Dataset entries on figures:
>> start
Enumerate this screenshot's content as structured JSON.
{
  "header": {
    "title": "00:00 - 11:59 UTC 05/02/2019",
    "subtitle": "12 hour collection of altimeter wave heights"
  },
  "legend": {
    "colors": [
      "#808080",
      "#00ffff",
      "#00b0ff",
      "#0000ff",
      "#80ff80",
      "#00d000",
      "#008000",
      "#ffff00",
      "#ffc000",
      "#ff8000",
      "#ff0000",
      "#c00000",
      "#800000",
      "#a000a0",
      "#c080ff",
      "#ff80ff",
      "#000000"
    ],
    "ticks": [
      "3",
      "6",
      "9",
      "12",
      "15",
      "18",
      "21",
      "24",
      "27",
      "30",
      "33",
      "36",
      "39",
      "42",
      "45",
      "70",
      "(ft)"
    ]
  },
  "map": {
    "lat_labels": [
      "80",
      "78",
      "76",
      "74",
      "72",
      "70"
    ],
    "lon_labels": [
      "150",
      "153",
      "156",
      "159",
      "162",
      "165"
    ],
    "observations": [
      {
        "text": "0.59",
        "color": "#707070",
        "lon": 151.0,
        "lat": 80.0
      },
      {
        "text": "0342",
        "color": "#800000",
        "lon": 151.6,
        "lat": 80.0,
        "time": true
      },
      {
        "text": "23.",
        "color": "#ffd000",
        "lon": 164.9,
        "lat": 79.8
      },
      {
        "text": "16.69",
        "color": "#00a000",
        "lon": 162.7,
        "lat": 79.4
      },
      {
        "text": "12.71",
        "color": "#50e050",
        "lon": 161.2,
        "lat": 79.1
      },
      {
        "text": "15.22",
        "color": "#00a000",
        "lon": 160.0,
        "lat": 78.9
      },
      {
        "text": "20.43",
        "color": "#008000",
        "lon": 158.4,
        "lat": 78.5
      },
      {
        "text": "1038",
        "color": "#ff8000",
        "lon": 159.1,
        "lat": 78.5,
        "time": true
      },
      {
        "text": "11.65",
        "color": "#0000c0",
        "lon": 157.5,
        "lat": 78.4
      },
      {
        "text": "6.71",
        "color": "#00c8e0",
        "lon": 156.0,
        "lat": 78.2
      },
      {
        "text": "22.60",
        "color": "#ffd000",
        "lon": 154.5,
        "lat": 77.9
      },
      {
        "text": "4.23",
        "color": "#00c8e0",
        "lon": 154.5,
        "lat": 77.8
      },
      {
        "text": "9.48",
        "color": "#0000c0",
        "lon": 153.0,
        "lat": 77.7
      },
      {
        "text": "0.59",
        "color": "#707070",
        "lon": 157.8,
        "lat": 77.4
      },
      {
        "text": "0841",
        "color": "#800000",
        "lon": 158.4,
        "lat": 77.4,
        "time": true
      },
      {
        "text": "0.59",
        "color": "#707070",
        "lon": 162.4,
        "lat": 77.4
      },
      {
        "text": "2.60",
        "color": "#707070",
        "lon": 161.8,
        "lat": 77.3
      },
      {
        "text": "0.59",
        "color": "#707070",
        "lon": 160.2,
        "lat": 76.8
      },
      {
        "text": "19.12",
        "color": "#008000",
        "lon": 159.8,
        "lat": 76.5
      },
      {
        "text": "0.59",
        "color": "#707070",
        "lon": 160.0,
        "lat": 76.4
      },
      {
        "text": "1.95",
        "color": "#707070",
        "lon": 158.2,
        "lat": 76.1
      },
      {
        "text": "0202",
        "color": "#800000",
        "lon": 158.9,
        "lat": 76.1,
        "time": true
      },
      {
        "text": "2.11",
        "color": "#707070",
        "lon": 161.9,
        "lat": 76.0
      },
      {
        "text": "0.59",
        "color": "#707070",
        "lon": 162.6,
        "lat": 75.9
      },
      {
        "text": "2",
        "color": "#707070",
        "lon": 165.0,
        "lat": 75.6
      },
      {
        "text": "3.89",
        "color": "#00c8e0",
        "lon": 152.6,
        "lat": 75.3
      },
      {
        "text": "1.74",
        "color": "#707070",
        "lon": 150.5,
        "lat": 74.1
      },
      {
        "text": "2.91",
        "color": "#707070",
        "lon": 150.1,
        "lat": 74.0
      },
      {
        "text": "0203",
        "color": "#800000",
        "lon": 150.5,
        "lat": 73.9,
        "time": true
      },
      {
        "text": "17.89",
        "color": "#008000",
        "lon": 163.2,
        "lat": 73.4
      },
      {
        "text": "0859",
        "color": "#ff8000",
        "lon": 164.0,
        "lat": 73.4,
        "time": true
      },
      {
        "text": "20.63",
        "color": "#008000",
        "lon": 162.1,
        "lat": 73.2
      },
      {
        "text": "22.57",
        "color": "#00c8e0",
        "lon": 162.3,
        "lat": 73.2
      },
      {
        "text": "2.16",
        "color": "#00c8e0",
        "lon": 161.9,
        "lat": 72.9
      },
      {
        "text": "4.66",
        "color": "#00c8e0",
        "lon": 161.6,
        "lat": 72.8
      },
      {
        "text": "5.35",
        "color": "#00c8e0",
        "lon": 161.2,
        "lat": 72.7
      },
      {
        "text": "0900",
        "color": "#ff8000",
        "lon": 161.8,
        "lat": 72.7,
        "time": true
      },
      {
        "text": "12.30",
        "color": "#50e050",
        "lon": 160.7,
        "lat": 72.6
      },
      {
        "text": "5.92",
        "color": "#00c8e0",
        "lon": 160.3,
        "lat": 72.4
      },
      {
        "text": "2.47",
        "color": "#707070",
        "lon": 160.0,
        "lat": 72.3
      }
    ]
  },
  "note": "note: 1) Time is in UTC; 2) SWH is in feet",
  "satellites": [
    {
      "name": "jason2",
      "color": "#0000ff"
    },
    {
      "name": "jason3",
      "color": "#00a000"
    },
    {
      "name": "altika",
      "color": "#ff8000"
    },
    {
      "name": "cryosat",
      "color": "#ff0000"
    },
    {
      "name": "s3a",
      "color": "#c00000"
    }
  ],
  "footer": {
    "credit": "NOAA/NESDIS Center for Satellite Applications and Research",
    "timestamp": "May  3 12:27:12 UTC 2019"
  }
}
>> end
Go through the data and return every record exactly.

### [Output below]
Enumerate this screenshot's content as structured JSON.
{
  "header": {
    "title": "00:00 - 11:59 UTC 05/02/2019",
    "subtitle": "12 hour collection of altimeter wave heights"
  },
  "legend": {
    "colors": [
      "#808080",
      "#00ffff",
      "#00b0ff",
      "#0000ff",
      "#80ff80",
      "#00d000",
      "#008000",
      "#ffff00",
      "#ffc000",
      "#ff8000",
      "#ff0000",
      "#c00000",
      "#800000",
      "#a000a0",
      "#c080ff",
      "#ff80ff",
      "#000000"
    ],
    "ticks": [
      "3",
      "6",
      "9",
      "12",
      "15",
      "18",
      "21",
      "24",
      "27",
      "30",
      "33",
      "36",
      "39",
      "42",
      "45",
      "70",
      "(ft)"
    ]
  },
  "map": {
    "lat_labels": [
      "80",
      "78",
      "76",
      "74",
      "72",
      "70"
    ],
    "lon_labels": [
      "150",
      "153",
      "156",
      "159",
      "162",
      "165"
    ],
    "observations": [
      {
        "text": "0.59",
        "color": "#707070",
        "lon": 151.0,
        "lat": 80.0
      },
      {
        "text": "0342",
        "color": "#800000",
        "lon": 151.6,
        "lat": 80.0,
        "time": true
      },
      {
        "text": "23.",
        "color": "#ffd000",
        "lon": 164.9,
        "lat": 79.8
      },
      {
        "text": "16.69",
        "color": "#00a000",
        "lon": 162.7,
        "lat": 79.4
      },
      {
        "text": "12.71",
        "color": "#50e050",
        "lon": 161.2,
        "lat": 79.1
      },
      {
        "text": "15.22",
        "color": "#00a000",
        "lon": 160.0,
        "lat": 78.9
      },
      {
        "text": "20.43",
        "color": "#008000",
        "lon": 158.4,
        "lat": 78.5
      },
      {
        "text": "1038",
        "color": "#ff8000",
        "lon": 159.1,
        "lat": 78.5,
        "time": true
      },
      {
        "text": "11.65",
        "color": "#0000c0",
        "lon": 157.5,
        "lat": 78.4
      },
      {
        "text": "6.71",
        "color": "#00c8e0",
        "lon": 156.0,
        "lat": 78.2
      },
      {
        "text": "22.60",
        "color": "#ffd000",
        "lon": 154.5,
        "lat": 77.9
      },
      {
        "text": "4.23",
        "color": "#00c8e0",
        "lon": 154.5,
        "lat": 77.8
      },
      {
        "text": "9.48",
        "color": "#0000c0",
        "lon": 153.0,
        "lat": 77.7
      },
      {
        "text": "0.59",
        "color": "#707070",
        "lon": 157.8,
        "lat": 77.4
      },
      {
        "text": "0841",
        "color": "#800000",
        "lon": 158.4,
        "lat": 77.4,
        "time": true
      },
      {
        "text": "0.59",
        "color": "#707070",
        "lon": 162.4,
        "lat": 77.4
      },
      {
        "text": "2.60",
        "color": "#707070",
        "lon": 161.8,
        "lat": 77.3
      },
      {
        "text": "0.59",
        "color": "#707070",
        "lon": 160.2,
        "lat": 76.8
      },
      {
        "text": "19.12",
        "color": "#008000",
        "lon": 159.8,
        "lat": 76.5
      },
      {
        "text": "0.59",
        "color": "#707070",
        "lon": 160.0,
        "lat": 76.4
      },
      {
        "text": "1.95",
        "color": "#707070",
        "lon": 158.2,
        "lat": 76.1
      },
      {
        "text": "0202",
        "color": "#800000",
        "lon": 158.9,
        "lat": 76.1,
        "time": true
      },
      {
        "text": "2.11",
        "color": "#707070",
        "lon": 161.9,
        "lat": 76.0
      },
      {
        "text": "0.59",
        "color": "#707070",
        "lon": 162.6,
        "lat": 75.9
      },
      {
        "text": "2",
        "color": "#707070",
        "lon": 165.0,
        "lat": 75.6
      },
      {
        "text": "3.89",
        "color": "#00c8e0",
        "lon": 152.6,
        "lat": 75.3
      },
      {
        "text": "1.74",
        "color": "#707070",
        "lon": 150.5,
        "lat": 74.1
      },
      {
        "text": "2.91",
        "color": "#707070",
        "lon": 150.1,
        "lat": 74.0
      },
      {
        "text": "0203",
        "color": "#800000",
        "lon": 150.5,
        "lat": 73.9,
        "time": true
      },
      {
        "text": "17.89",
        "color": "#008000",
        "lon": 163.2,
        "lat": 73.4
      },
      {
        "text": "0859",
        "color": "#ff8000",
        "lon": 164.0,
        "lat": 73.4,
        "time": true
      },
      {
        "text": "20.63",
        "color": "#008000",
        "lon": 162.1,
        "lat": 73.2
      },
      {
        "text": "22.57",
        "color": "#00c8e0",
        "lon": 162.3,
        "lat": 73.2
      },
      {
        "text": "2.16",
        "color": "#00c8e0",
        "lon": 161.9,
        "lat": 72.9
      },
      {
        "text": "4.66",
        "color": "#00c8e0",
        "lon": 161.6,
        "lat": 72.8
      },
      {
        "text": "5.35",
        "color": "#00c8e0",
        "lon": 161.2,
        "lat": 72.7
      },
      {
        "text": "0900",
        "color": "#ff8000",
        "lon": 161.8,
        "lat": 72.7,
        "time": true
      },
      {
        "text": "12.30",
        "color": "#50e050",
        "lon": 160.7,
        "lat": 72.6
      },
      {
        "text": "5.92",
        "color": "#00c8e0",
        "lon": 160.3,
        "lat": 72.4
      },
      {
        "text": "2.47",
        "color": "#707070",
        "lon": 160.0,
        "lat": 72.3
      }
    ]
  },
  "note": "note: 1) Time is in UTC; 2) SWH is in feet",
  "satellites": [
    {
      "name": "jason2",
      "color": "#0000ff"
    },
    {
      "name": "jason3",
      "color": "#00a000"
    },
    {
      "name": "altika",
      "color": "#ff8000"
    },
    {
      "name": "cryosat",
      "color": "#ff0000"
    },
    {
      "name": "s3a",
      "color": "#c00000"
    }
  ],
  "footer": {
    "credit": "NOAA/NESDIS Center for Satellite Applications and Research",
    "timestamp": "May  3 12:27:12 UTC 2019"
  }
}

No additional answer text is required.